━━ PROVIDED DATA

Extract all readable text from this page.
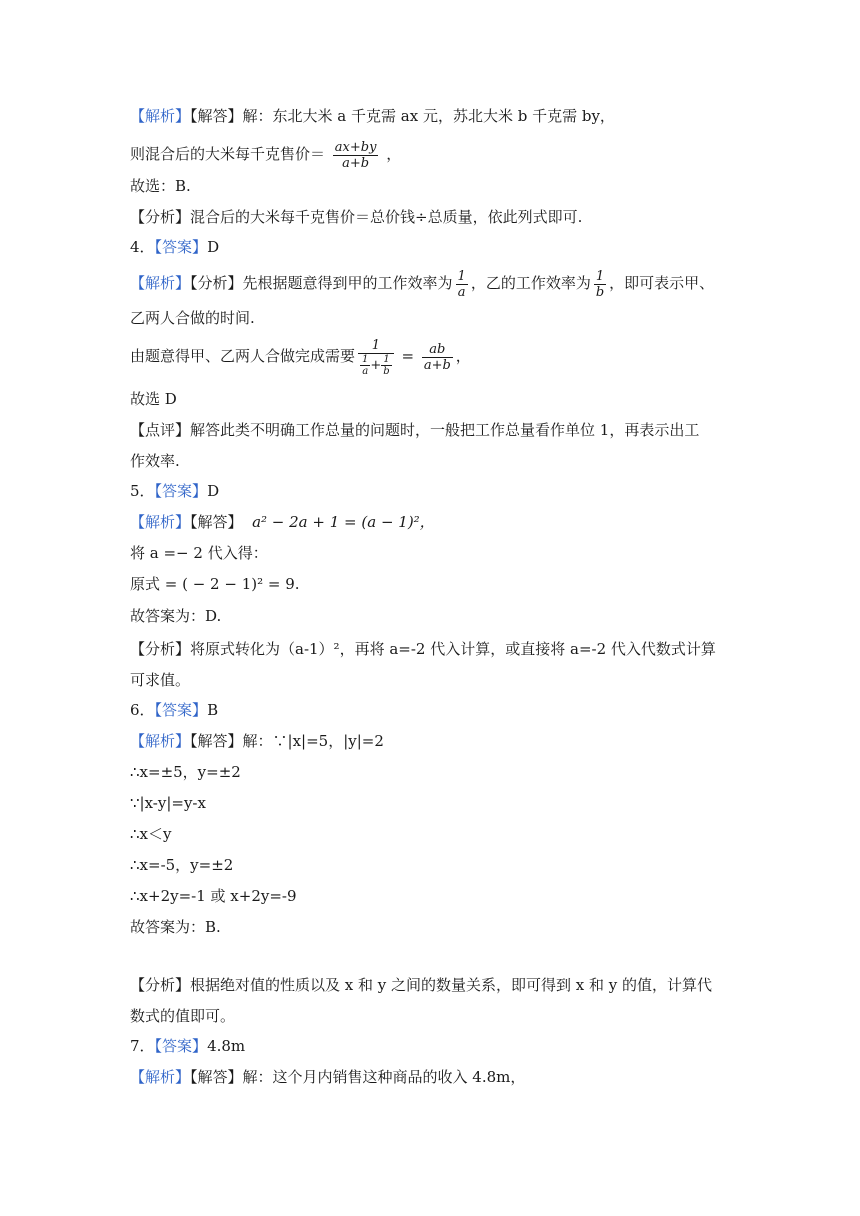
【解析】【解答】解：东北大米 a 千克需 ax 元，苏北大米 b 千克需 by，
则混合后的大米每千克售价＝ $\frac{ax+by}{a+b}$ ，
故选：B.
【分析】混合后的大米每千克售价＝总价钱÷总质量，依此列式即可.
4．【答案】D
【解析】【分析】先根据题意得到甲的工作效率为 $\frac{1}{a}$ ，乙的工作效率为 $\frac{1}{b}$ ，即可表示甲、
乙两人合做的时间.
由题意得甲、乙两人合做完成需要 $\frac{1}{\frac{1}{a} + \frac{1}{b}} = \frac{ab}{a+b}$ ，
故选 D
【点评】解答此类不明确工作总量的问题时，一般把工作总量看作单位 1，再表示出工
作效率.
5．【答案】D
【解析】【解答】 a² − 2a + 1 = (a − 1)²，
将 a =− 2 代入得：
原式 = ( − 2 − 1)² = 9.
故答案为：D.
【分析】将原式转化为（a-1）²，再将 a=-2 代入计算，或直接将 a=-2 代入代数式计算
可求值。
6．【答案】B
【解析】【解答】解：∵|x|=5，|y|=2
∴x=±5，y=±2
∵|x-y|=y-x
∴x＜y
∴x=-5，y=±2
∴x+2y=-1 或 x+2y=-9
故答案为：B.
【分析】根据绝对值的性质以及 x 和 y 之间的数量关系，即可得到 x 和 y 的值，计算代
数式的值即可。
7．【答案】4.8m
【解析】【解答】解：这个月内销售这种商品的收入 4.8m，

━━━━

_WHAT YOU WILL DO_
Every record is to be reproduced exactly, with no pictures included.

_TASK OUTPUT_
Extract all readable text from this page.
【解析】【解答】解：东北大米 a 千克需 ax 元，苏北大米 b 千克需 by，
则混合后的大米每千克售价＝ $\frac{ax+by}{a+b}$ ，
故选：B.
【分析】混合后的大米每千克售价＝总价钱÷总质量，依此列式即可.
4．【答案】D
【解析】【分析】先根据题意得到甲的工作效率为 $\frac{1}{a}$ ，乙的工作效率为 $\frac{1}{b}$ ，即可表示甲、
乙两人合做的时间.
由题意得甲、乙两人合做完成需要 $\frac{1}{\frac{1}{a} + \frac{1}{b}} = \frac{ab}{a+b}$ ，
故选 D
【点评】解答此类不明确工作总量的问题时，一般把工作总量看作单位 1，再表示出工
作效率.
5．【答案】D
【解析】【解答】 a² − 2a + 1 = (a − 1)²，
将 a =− 2 代入得：
原式 = ( − 2 − 1)² = 9.
故答案为：D.
【分析】将原式转化为（a-1）²，再将 a=-2 代入计算，或直接将 a=-2 代入代数式计算
可求值。
6．【答案】B
【解析】【解答】解：∵|x|=5，|y|=2
∴x=±5，y=±2
∵|x-y|=y-x
∴x＜y
∴x=-5，y=±2
∴x+2y=-1 或 x+2y=-9
故答案为：B.
【分析】根据绝对值的性质以及 x 和 y 之间的数量关系，即可得到 x 和 y 的值，计算代
数式的值即可。
7．【答案】4.8m
【解析】【解答】解：这个月内销售这种商品的收入 4.8m，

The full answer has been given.